**Given data**
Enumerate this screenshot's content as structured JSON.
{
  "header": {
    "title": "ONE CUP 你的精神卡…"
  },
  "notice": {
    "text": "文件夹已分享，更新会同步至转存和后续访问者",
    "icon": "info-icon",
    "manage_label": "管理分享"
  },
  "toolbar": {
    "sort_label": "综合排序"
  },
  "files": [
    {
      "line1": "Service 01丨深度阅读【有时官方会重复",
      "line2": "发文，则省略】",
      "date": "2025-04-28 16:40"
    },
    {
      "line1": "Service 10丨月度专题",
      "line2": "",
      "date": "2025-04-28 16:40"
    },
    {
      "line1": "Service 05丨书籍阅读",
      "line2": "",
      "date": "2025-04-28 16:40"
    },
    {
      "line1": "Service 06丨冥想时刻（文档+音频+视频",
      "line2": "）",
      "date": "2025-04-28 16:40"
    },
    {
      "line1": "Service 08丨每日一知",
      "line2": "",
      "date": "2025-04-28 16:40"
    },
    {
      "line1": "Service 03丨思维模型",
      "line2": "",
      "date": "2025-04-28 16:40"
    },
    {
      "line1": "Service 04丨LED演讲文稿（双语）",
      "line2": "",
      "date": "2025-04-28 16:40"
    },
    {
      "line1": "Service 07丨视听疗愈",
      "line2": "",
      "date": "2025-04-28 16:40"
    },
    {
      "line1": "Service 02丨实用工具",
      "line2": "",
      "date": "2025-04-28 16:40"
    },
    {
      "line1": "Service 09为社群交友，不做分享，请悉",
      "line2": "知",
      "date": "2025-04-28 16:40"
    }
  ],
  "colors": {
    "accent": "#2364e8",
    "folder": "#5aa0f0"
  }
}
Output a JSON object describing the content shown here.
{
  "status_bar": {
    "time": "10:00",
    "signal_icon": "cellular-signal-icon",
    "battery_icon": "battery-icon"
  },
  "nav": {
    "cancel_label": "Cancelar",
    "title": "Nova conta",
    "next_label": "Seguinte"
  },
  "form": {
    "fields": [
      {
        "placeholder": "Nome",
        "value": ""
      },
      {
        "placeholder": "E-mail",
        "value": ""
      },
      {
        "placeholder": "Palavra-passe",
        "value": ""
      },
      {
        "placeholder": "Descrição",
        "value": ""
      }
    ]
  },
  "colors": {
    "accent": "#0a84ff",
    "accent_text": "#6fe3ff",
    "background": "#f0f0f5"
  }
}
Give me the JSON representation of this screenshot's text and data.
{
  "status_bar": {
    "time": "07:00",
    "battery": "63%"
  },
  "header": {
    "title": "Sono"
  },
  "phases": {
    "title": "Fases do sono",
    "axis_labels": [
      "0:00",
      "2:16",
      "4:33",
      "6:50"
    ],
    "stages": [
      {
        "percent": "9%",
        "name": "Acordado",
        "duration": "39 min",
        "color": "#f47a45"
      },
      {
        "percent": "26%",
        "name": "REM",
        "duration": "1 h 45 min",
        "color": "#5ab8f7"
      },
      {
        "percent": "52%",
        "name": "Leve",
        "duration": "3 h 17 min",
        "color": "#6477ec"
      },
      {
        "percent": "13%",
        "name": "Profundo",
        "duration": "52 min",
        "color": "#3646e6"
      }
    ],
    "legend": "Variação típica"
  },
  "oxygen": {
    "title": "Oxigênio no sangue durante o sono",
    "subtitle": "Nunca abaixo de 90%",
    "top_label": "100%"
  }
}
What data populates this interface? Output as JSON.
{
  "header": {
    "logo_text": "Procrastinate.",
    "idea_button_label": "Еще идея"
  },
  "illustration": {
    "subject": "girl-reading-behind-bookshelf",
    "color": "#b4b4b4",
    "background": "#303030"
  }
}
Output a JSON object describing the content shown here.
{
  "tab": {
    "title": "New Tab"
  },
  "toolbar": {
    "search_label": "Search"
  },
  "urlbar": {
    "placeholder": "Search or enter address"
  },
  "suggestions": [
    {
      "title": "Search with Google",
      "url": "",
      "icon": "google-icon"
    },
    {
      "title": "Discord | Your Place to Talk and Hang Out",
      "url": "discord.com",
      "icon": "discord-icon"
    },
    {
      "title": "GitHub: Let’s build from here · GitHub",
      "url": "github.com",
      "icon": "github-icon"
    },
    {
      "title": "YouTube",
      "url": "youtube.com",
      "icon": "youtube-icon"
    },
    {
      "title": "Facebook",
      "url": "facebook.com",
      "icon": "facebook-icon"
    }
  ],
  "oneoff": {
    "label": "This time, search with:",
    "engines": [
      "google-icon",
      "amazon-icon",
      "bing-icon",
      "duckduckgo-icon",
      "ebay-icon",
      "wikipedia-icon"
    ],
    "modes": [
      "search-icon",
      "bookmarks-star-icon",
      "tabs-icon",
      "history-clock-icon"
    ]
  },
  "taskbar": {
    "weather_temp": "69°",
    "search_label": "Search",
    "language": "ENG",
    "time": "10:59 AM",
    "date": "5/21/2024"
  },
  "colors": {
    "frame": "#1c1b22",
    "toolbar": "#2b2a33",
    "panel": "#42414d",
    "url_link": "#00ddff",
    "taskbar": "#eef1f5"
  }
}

**What the exercise asks**
Make an exact copy of the listing, including every line.

**Solution to the problem**
Enumerate this screenshot's content as structured JSON.
{
  "header": {
    "title": "ONE CUP 你的精神卡…"
  },
  "notice": {
    "text": "文件夹已分享，更新会同步至转存和后续访问者",
    "icon": "info-icon",
    "manage_label": "管理分享"
  },
  "toolbar": {
    "sort_label": "综合排序"
  },
  "files": [
    {
      "line1": "Service 01丨深度阅读【有时官方会重复",
      "line2": "发文，则省略】",
      "date": "2025-04-28 16:40"
    },
    {
      "line1": "Service 10丨月度专题",
      "line2": "",
      "date": "2025-04-28 16:40"
    },
    {
      "line1": "Service 05丨书籍阅读",
      "line2": "",
      "date": "2025-04-28 16:40"
    },
    {
      "line1": "Service 06丨冥想时刻（文档+音频+视频",
      "line2": "）",
      "date": "2025-04-28 16:40"
    },
    {
      "line1": "Service 08丨每日一知",
      "line2": "",
      "date": "2025-04-28 16:40"
    },
    {
      "line1": "Service 03丨思维模型",
      "line2": "",
      "date": "2025-04-28 16:40"
    },
    {
      "line1": "Service 04丨LED演讲文稿（双语）",
      "line2": "",
      "date": "2025-04-28 16:40"
    },
    {
      "line1": "Service 07丨视听疗愈",
      "line2": "",
      "date": "2025-04-28 16:40"
    },
    {
      "line1": "Service 02丨实用工具",
      "line2": "",
      "date": "2025-04-28 16:40"
    },
    {
      "line1": "Service 09为社群交友，不做分享，请悉",
      "line2": "知",
      "date": "2025-04-28 16:40"
    }
  ],
  "colors": {
    "accent": "#2364e8",
    "folder": "#5aa0f0"
  }
}
Output a JSON object describing the content shown here.
{
  "status_bar": {
    "time": "10:00",
    "signal_icon": "cellular-signal-icon",
    "battery_icon": "battery-icon"
  },
  "nav": {
    "cancel_label": "Cancelar",
    "title": "Nova conta",
    "next_label": "Seguinte"
  },
  "form": {
    "fields": [
      {
        "placeholder": "Nome",
        "value": ""
      },
      {
        "placeholder": "E-mail",
        "value": ""
      },
      {
        "placeholder": "Palavra-passe",
        "value": ""
      },
      {
        "placeholder": "Descrição",
        "value": ""
      }
    ]
  },
  "colors": {
    "accent": "#0a84ff",
    "accent_text": "#6fe3ff",
    "background": "#f0f0f5"
  }
}
Give me the JSON representation of this screenshot's text and data.
{
  "status_bar": {
    "time": "07:00",
    "battery": "63%"
  },
  "header": {
    "title": "Sono"
  },
  "phases": {
    "title": "Fases do sono",
    "axis_labels": [
      "0:00",
      "2:16",
      "4:33",
      "6:50"
    ],
    "stages": [
      {
        "percent": "9%",
        "name": "Acordado",
        "duration": "39 min",
        "color": "#f47a45"
      },
      {
        "percent": "26%",
        "name": "REM",
        "duration": "1 h 45 min",
        "color": "#5ab8f7"
      },
      {
        "percent": "52%",
        "name": "Leve",
        "duration": "3 h 17 min",
        "color": "#6477ec"
      },
      {
        "percent": "13%",
        "name": "Profundo",
        "duration": "52 min",
        "color": "#3646e6"
      }
    ],
    "legend": "Variação típica"
  },
  "oxygen": {
    "title": "Oxigênio no sangue durante o sono",
    "subtitle": "Nunca abaixo de 90%",
    "top_label": "100%"
  }
}
What data populates this interface? Output as JSON.
{
  "header": {
    "logo_text": "Procrastinate.",
    "idea_button_label": "Еще идея"
  },
  "illustration": {
    "subject": "girl-reading-behind-bookshelf",
    "color": "#b4b4b4",
    "background": "#303030"
  }
}
Output a JSON object describing the content shown here.
{
  "tab": {
    "title": "New Tab"
  },
  "toolbar": {
    "search_label": "Search"
  },
  "urlbar": {
    "placeholder": "Search or enter address"
  },
  "suggestions": [
    {
      "title": "Search with Google",
      "url": "",
      "icon": "google-icon"
    },
    {
      "title": "Discord | Your Place to Talk and Hang Out",
      "url": "discord.com",
      "icon": "discord-icon"
    },
    {
      "title": "GitHub: Let’s build from here · GitHub",
      "url": "github.com",
      "icon": "github-icon"
    },
    {
      "title": "YouTube",
      "url": "youtube.com",
      "icon": "youtube-icon"
    },
    {
      "title": "Facebook",
      "url": "facebook.com",
      "icon": "facebook-icon"
    }
  ],
  "oneoff": {
    "label": "This time, search with:",
    "engines": [
      "google-icon",
      "amazon-icon",
      "bing-icon",
      "duckduckgo-icon",
      "ebay-icon",
      "wikipedia-icon"
    ],
    "modes": [
      "search-icon",
      "bookmarks-star-icon",
      "tabs-icon",
      "history-clock-icon"
    ]
  },
  "taskbar": {
    "weather_temp": "69°",
    "search_label": "Search",
    "language": "ENG",
    "time": "10:59 AM",
    "date": "5/21/2024"
  },
  "colors": {
    "frame": "#1c1b22",
    "toolbar": "#2b2a33",
    "panel": "#42414d",
    "url_link": "#00ddff",
    "taskbar": "#eef1f5"
  }
}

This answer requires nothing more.